Extract all lines containing "color".

** START **

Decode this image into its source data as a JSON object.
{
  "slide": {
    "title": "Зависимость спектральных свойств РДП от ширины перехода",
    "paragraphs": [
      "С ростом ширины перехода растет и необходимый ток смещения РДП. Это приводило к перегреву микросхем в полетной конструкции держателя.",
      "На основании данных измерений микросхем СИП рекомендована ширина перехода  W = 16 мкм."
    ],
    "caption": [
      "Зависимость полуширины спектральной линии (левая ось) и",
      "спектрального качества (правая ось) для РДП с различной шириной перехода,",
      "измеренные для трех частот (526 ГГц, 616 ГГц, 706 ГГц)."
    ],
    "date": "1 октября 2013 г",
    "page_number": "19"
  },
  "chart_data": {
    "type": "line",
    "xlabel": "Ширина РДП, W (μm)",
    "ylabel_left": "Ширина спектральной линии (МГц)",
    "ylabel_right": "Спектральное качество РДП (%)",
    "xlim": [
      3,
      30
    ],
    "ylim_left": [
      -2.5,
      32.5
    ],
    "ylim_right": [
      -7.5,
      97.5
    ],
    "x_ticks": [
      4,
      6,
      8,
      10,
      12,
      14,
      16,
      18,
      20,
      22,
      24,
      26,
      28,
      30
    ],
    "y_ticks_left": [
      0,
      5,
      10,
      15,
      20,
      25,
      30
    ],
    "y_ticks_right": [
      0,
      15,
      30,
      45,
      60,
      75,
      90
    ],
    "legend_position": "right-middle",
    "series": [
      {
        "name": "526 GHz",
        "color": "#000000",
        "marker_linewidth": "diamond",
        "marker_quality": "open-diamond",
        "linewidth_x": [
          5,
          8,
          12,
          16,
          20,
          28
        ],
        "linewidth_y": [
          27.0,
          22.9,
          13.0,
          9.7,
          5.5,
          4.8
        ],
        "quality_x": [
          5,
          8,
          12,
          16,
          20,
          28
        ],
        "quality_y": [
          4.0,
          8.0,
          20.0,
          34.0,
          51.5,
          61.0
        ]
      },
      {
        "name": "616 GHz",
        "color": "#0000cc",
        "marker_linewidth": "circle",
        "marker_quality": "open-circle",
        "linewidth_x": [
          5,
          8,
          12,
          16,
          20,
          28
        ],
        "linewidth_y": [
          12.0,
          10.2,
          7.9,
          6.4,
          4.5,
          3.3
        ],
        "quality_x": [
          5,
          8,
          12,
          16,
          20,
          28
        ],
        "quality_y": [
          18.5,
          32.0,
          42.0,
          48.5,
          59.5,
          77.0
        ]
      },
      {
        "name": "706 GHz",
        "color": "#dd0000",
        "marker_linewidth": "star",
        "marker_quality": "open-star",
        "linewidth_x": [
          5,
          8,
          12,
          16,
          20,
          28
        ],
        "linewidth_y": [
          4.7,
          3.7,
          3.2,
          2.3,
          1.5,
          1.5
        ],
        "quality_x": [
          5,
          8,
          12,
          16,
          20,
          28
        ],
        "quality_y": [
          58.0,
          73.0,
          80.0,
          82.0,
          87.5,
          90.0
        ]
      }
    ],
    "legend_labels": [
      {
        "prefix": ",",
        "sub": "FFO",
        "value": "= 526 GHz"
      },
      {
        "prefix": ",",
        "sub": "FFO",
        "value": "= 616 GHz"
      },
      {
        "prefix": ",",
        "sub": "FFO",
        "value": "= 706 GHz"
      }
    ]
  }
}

** END **

> [Exercise result]:
        "color": "#000000",
        "color": "#0000cc",
        "color": "#dd0000",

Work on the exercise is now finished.